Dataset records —

• • • •

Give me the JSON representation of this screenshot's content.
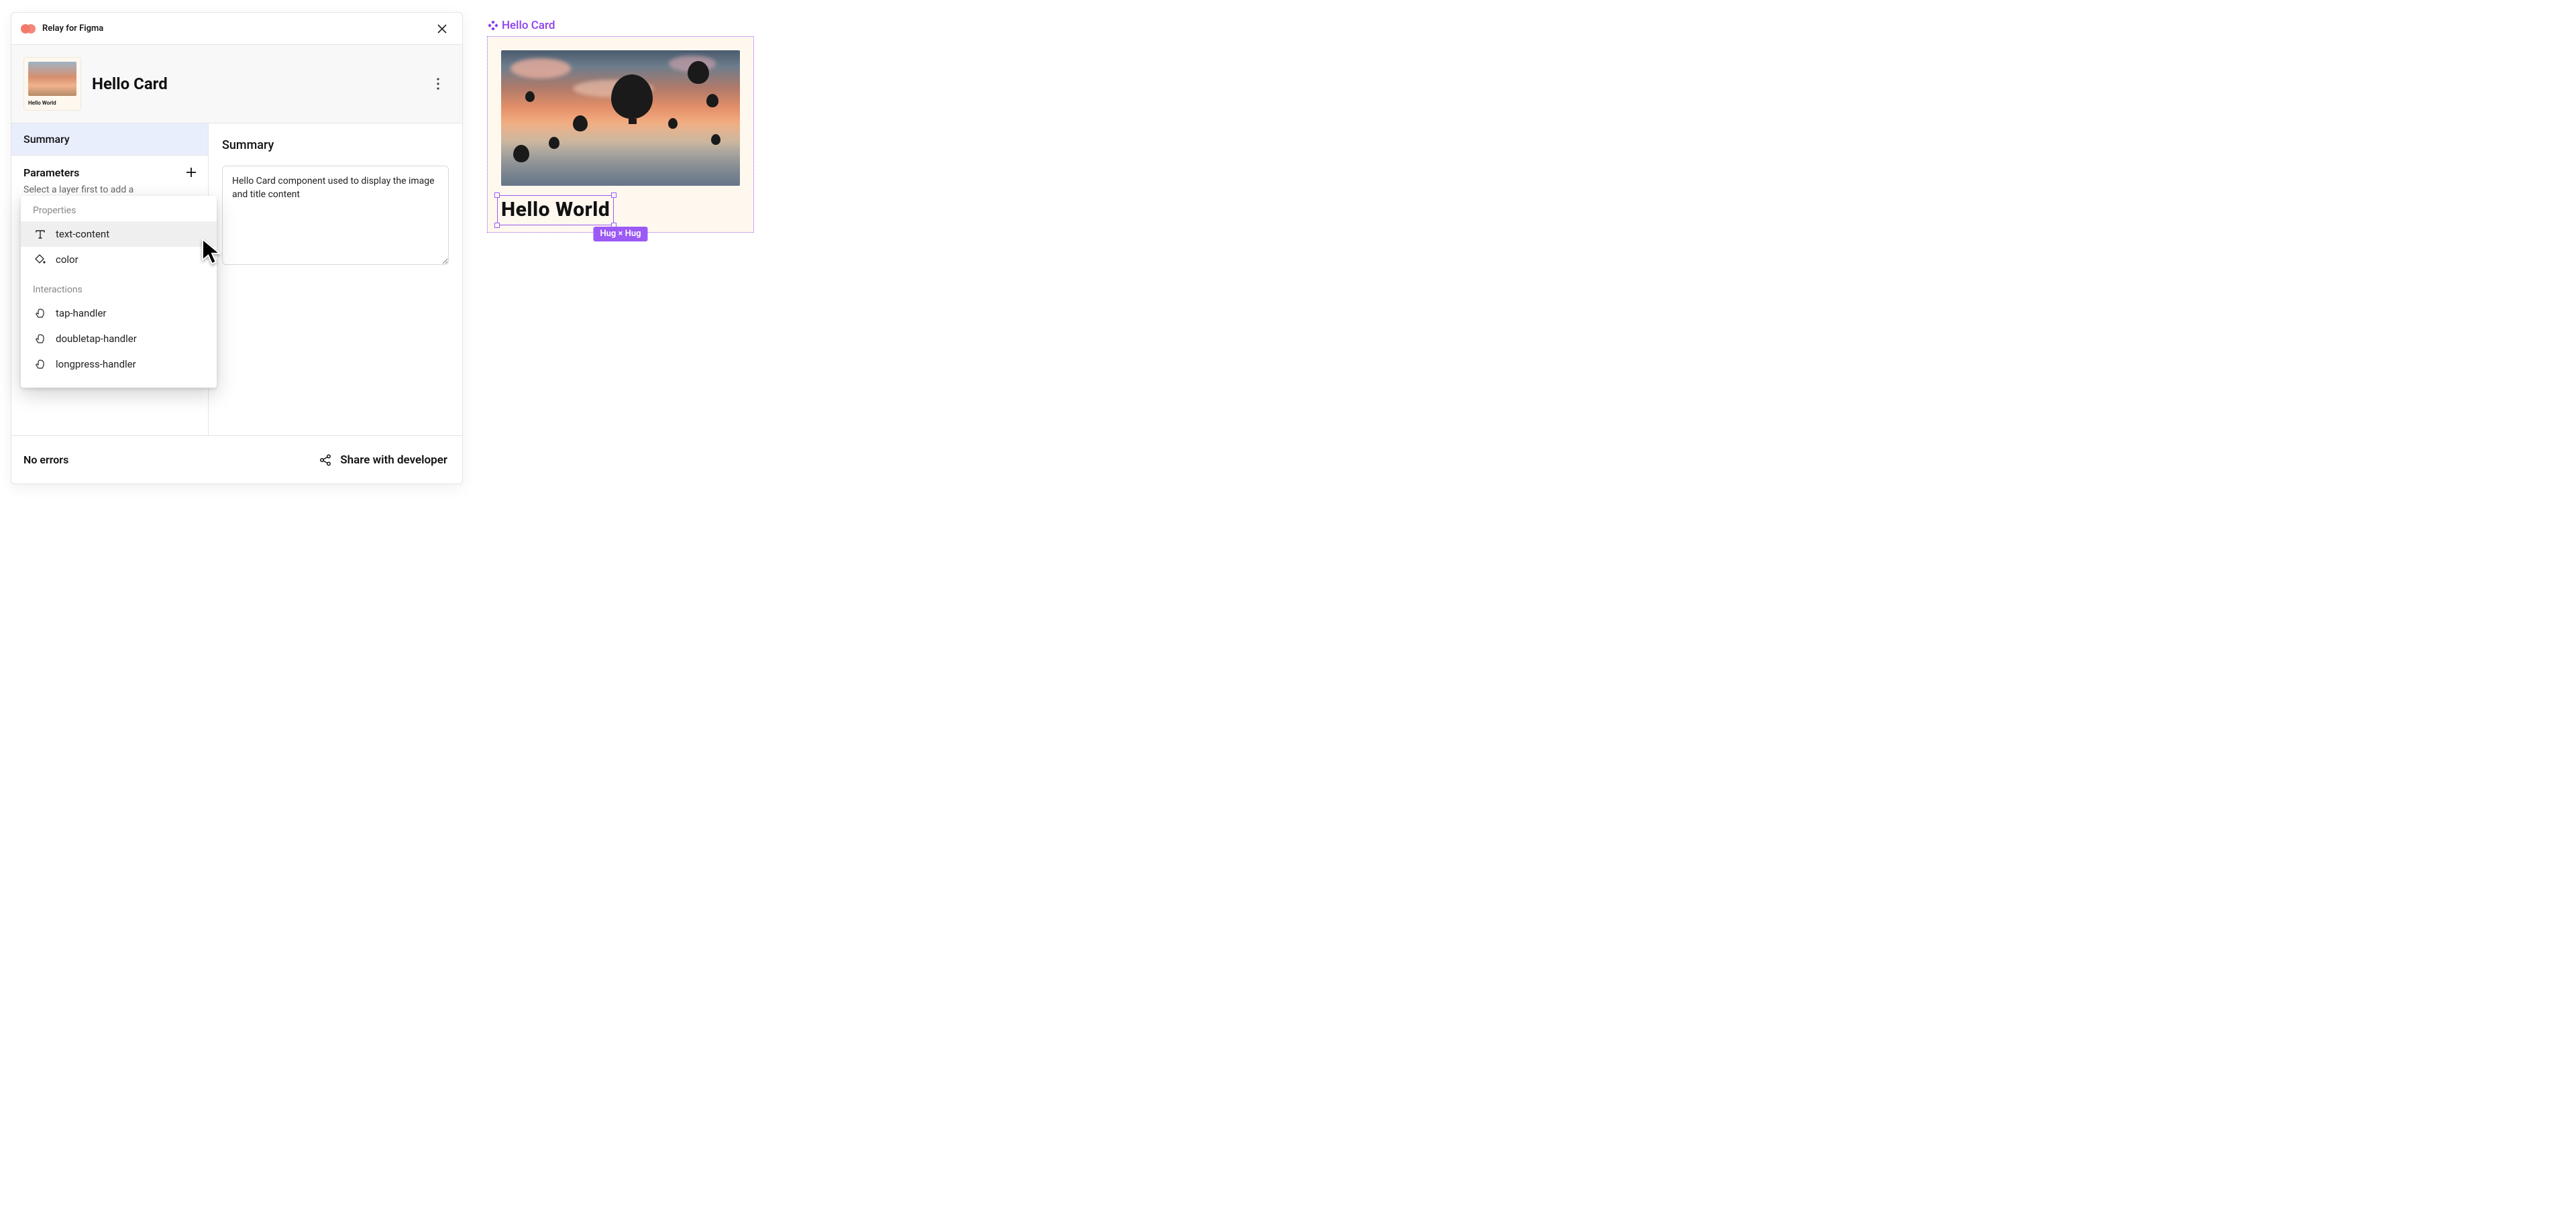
{
  "plugin": {
    "title": "Relay for Figma"
  },
  "component": {
    "name": "Hello Card",
    "thumbnail_label": "Hello World"
  },
  "sidebar": {
    "summary_tab": "Summary",
    "parameters_label": "Parameters",
    "parameters_hint": "Select a layer first to add a"
  },
  "main": {
    "heading": "Summary",
    "summary_text": "Hello Card component used to display the image and title content"
  },
  "popover": {
    "section_properties": "Properties",
    "section_interactions": "Interactions",
    "properties": [
      {
        "id": "text-content",
        "label": "text-content",
        "icon": "text-icon"
      },
      {
        "id": "color",
        "label": "color",
        "icon": "paint-bucket-icon"
      }
    ],
    "interactions": [
      {
        "id": "tap-handler",
        "label": "tap-handler",
        "icon": "tap-icon"
      },
      {
        "id": "doubletap-handler",
        "label": "doubletap-handler",
        "icon": "tap-icon"
      },
      {
        "id": "longpress-handler",
        "label": "longpress-handler",
        "icon": "tap-icon"
      }
    ]
  },
  "footer": {
    "status": "No errors",
    "share_label": "Share with developer"
  },
  "canvas": {
    "component_label": "Hello Card",
    "text_layer": "Hello World",
    "constraint_badge": "Hug × Hug"
  },
  "colors": {
    "figma_purple": "#9b59f5",
    "summary_tab_bg": "#e8eefc",
    "card_bg": "#fff8ef"
  }
}
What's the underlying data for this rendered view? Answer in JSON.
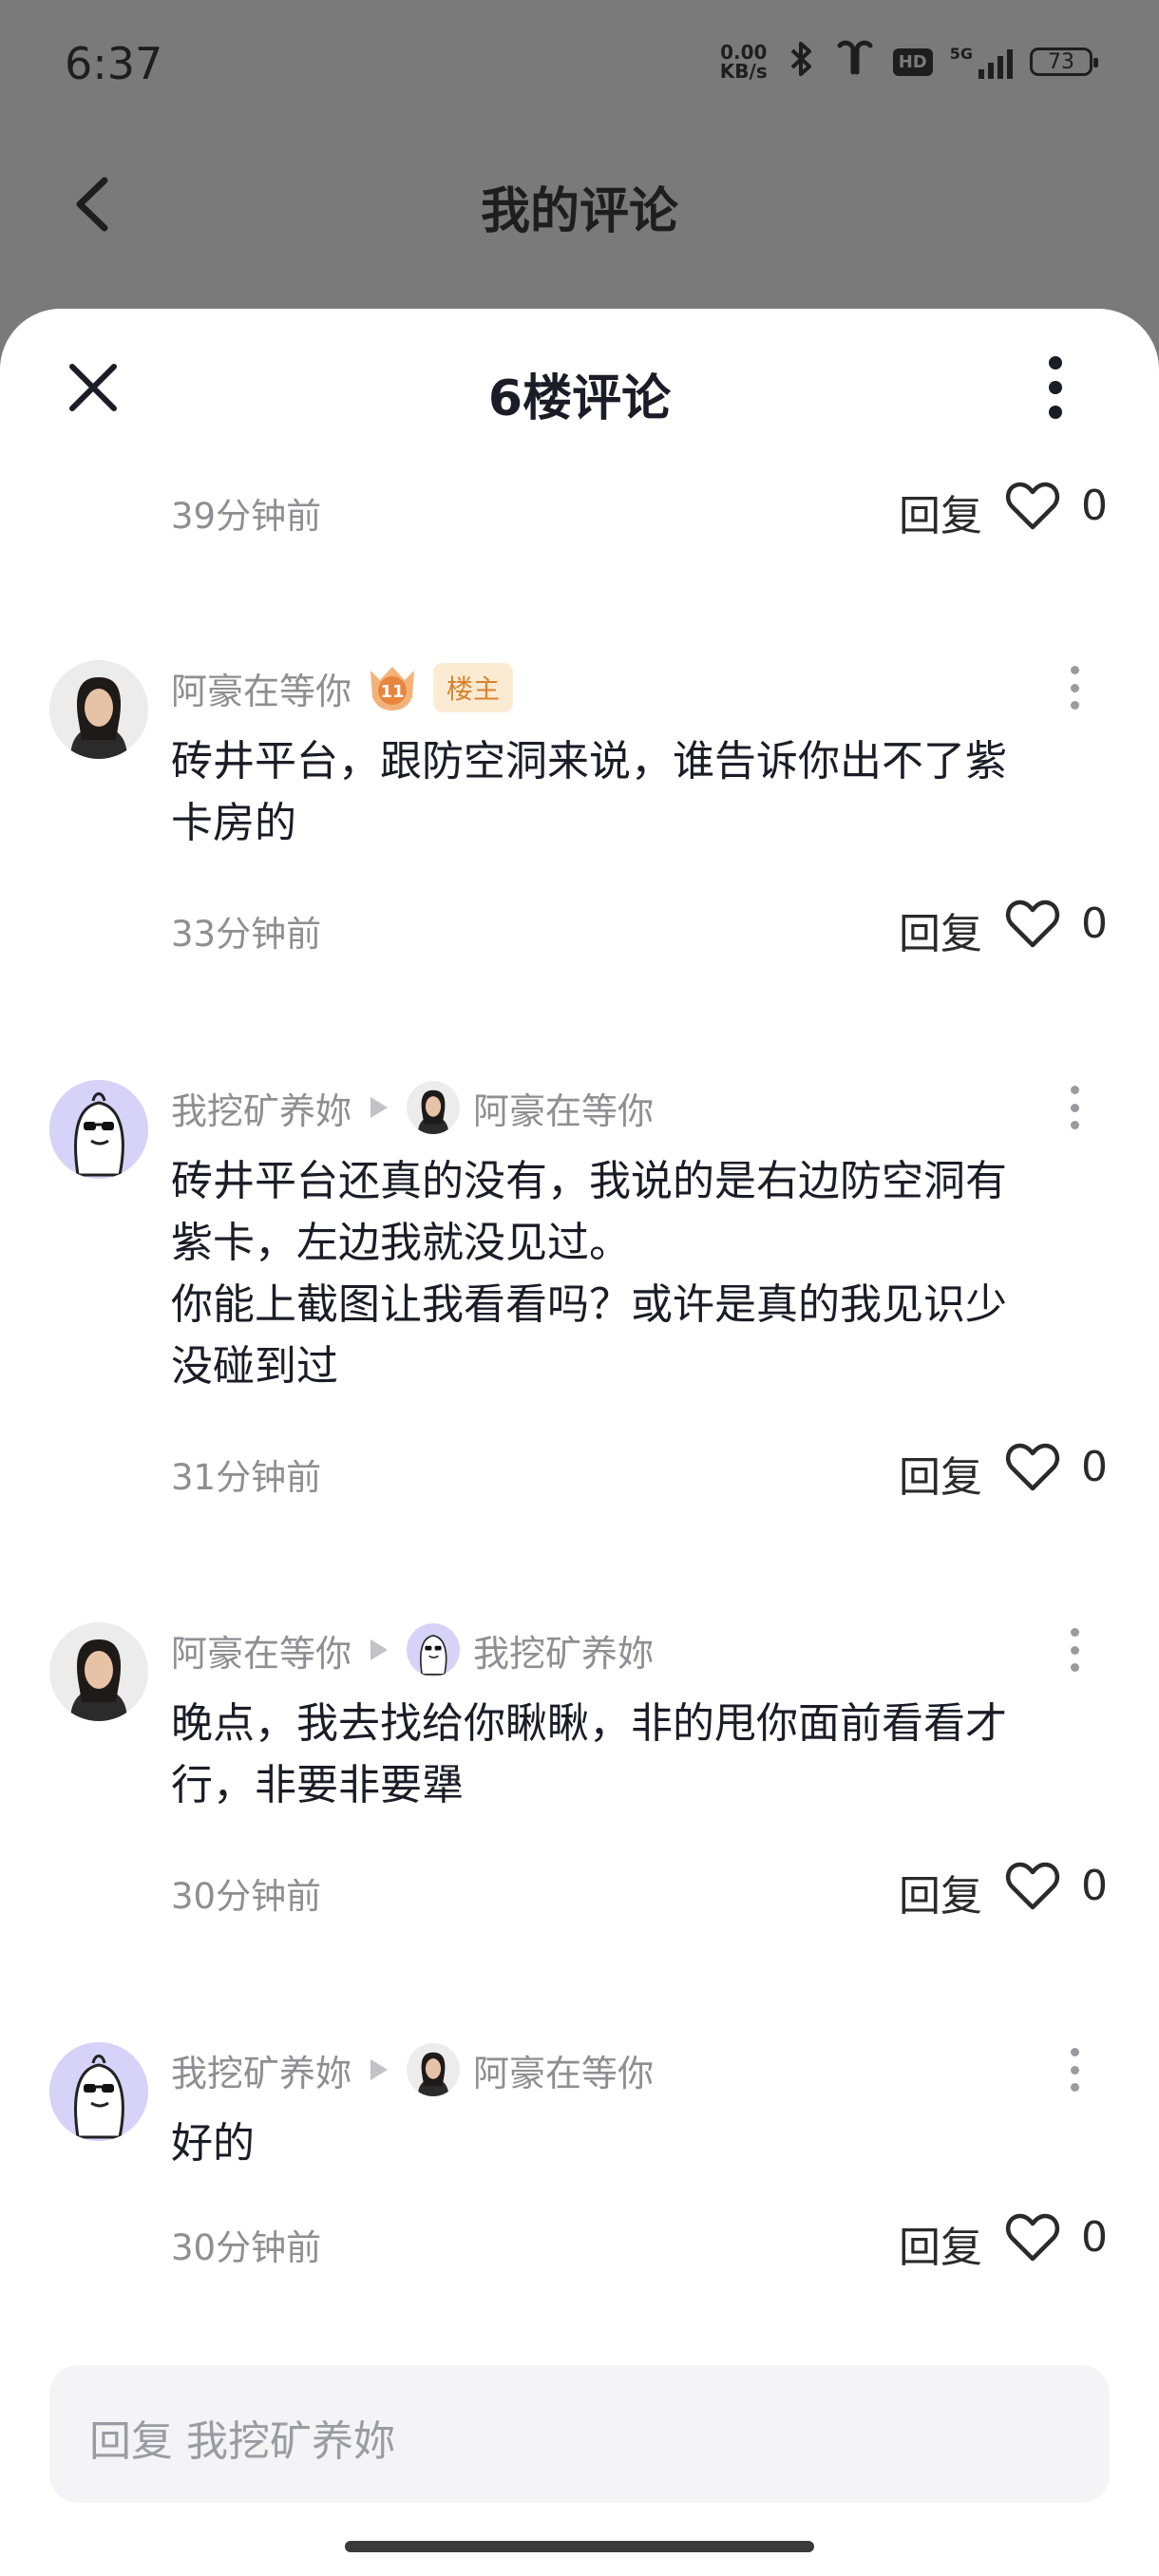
{
  "status_bar": {
    "time": "6:37",
    "net_speed_value": "0.00",
    "net_speed_unit": "KB/s",
    "hd": "HD",
    "network": "5G",
    "battery": "73"
  },
  "header": {
    "title": "我的评论"
  },
  "sheet": {
    "title": "6楼评论",
    "first_footer": {
      "time": "39分钟前",
      "reply": "回复",
      "likes": "0"
    },
    "reply_placeholder": "回复 我挖矿养妳"
  },
  "comments": [
    {
      "author": "阿豪在等你",
      "level": "11",
      "badge": "楼主",
      "text": "砖井平台，跟防空洞来说，谁告诉你出不了紫\n卡房的",
      "time": "33分钟前",
      "reply": "回复",
      "likes": "0"
    },
    {
      "author": "我挖矿养妳",
      "reply_to": "阿豪在等你",
      "text": "砖井平台还真的没有，我说的是右边防空洞有\n紫卡，左边我就没见过。\n你能上截图让我看看吗？或许是真的我见识少\n没碰到过",
      "time": "31分钟前",
      "reply": "回复",
      "likes": "0"
    },
    {
      "author": "阿豪在等你",
      "reply_to": "我挖矿养妳",
      "text": "晚点，我去找给你瞅瞅，非的甩你面前看看才\n行，非要非要犟",
      "time": "30分钟前",
      "reply": "回复",
      "likes": "0"
    },
    {
      "author": "我挖矿养妳",
      "reply_to": "阿豪在等你",
      "text": "好的",
      "time": "30分钟前",
      "reply": "回复",
      "likes": "0"
    }
  ],
  "icons": {
    "back": "chevron-left-icon",
    "close": "close-icon",
    "more": "more-vertical-icon",
    "like": "heart-icon",
    "bluetooth": "bluetooth-icon",
    "earbuds": "earbuds-icon"
  },
  "colors": {
    "overlay": "#7a7a7a",
    "host_tag_bg": "#fcebd3",
    "host_tag_text": "#d9822b",
    "mascot_bg": "#d7d2f7",
    "meta_text": "#8e8e93"
  }
}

• • • •

What you need to do — Your task is to reproduce all of the material exactly. The pictures stay out.

Output for this task —
Give me the JSON representation of this screenshot's content.
{
  "plugin": {
    "title": "Relay for Figma"
  },
  "component": {
    "name": "Hello Card",
    "thumbnail_label": "Hello World"
  },
  "sidebar": {
    "summary_tab": "Summary",
    "parameters_label": "Parameters",
    "parameters_hint": "Select a layer first to add a"
  },
  "main": {
    "heading": "Summary",
    "summary_text": "Hello Card component used to display the image and title content"
  },
  "popover": {
    "section_properties": "Properties",
    "section_interactions": "Interactions",
    "properties": [
      {
        "id": "text-content",
        "label": "text-content",
        "icon": "text-icon"
      },
      {
        "id": "color",
        "label": "color",
        "icon": "paint-bucket-icon"
      }
    ],
    "interactions": [
      {
        "id": "tap-handler",
        "label": "tap-handler",
        "icon": "tap-icon"
      },
      {
        "id": "doubletap-handler",
        "label": "doubletap-handler",
        "icon": "tap-icon"
      },
      {
        "id": "longpress-handler",
        "label": "longpress-handler",
        "icon": "tap-icon"
      }
    ]
  },
  "footer": {
    "status": "No errors",
    "share_label": "Share with developer"
  },
  "canvas": {
    "component_label": "Hello Card",
    "text_layer": "Hello World",
    "constraint_badge": "Hug × Hug"
  },
  "colors": {
    "figma_purple": "#9b59f5",
    "summary_tab_bg": "#e8eefc",
    "card_bg": "#fff8ef"
  }
}
What's the underlying data for this rendered view? Answer in JSON.
{
  "status_bar": {
    "time": "6:37",
    "net_speed_value": "0.00",
    "net_speed_unit": "KB/s",
    "hd": "HD",
    "network": "5G",
    "battery": "73"
  },
  "header": {
    "title": "我的评论"
  },
  "sheet": {
    "title": "6楼评论",
    "first_footer": {
      "time": "39分钟前",
      "reply": "回复",
      "likes": "0"
    },
    "reply_placeholder": "回复 我挖矿养妳"
  },
  "comments": [
    {
      "author": "阿豪在等你",
      "level": "11",
      "badge": "楼主",
      "text": "砖井平台，跟防空洞来说，谁告诉你出不了紫\n卡房的",
      "time": "33分钟前",
      "reply": "回复",
      "likes": "0"
    },
    {
      "author": "我挖矿养妳",
      "reply_to": "阿豪在等你",
      "text": "砖井平台还真的没有，我说的是右边防空洞有\n紫卡，左边我就没见过。\n你能上截图让我看看吗？或许是真的我见识少\n没碰到过",
      "time": "31分钟前",
      "reply": "回复",
      "likes": "0"
    },
    {
      "author": "阿豪在等你",
      "reply_to": "我挖矿养妳",
      "text": "晚点，我去找给你瞅瞅，非的甩你面前看看才\n行，非要非要犟",
      "time": "30分钟前",
      "reply": "回复",
      "likes": "0"
    },
    {
      "author": "我挖矿养妳",
      "reply_to": "阿豪在等你",
      "text": "好的",
      "time": "30分钟前",
      "reply": "回复",
      "likes": "0"
    }
  ],
  "icons": {
    "back": "chevron-left-icon",
    "close": "close-icon",
    "more": "more-vertical-icon",
    "like": "heart-icon",
    "bluetooth": "bluetooth-icon",
    "earbuds": "earbuds-icon"
  },
  "colors": {
    "overlay": "#7a7a7a",
    "host_tag_bg": "#fcebd3",
    "host_tag_text": "#d9822b",
    "mascot_bg": "#d7d2f7",
    "meta_text": "#8e8e93"
  }
}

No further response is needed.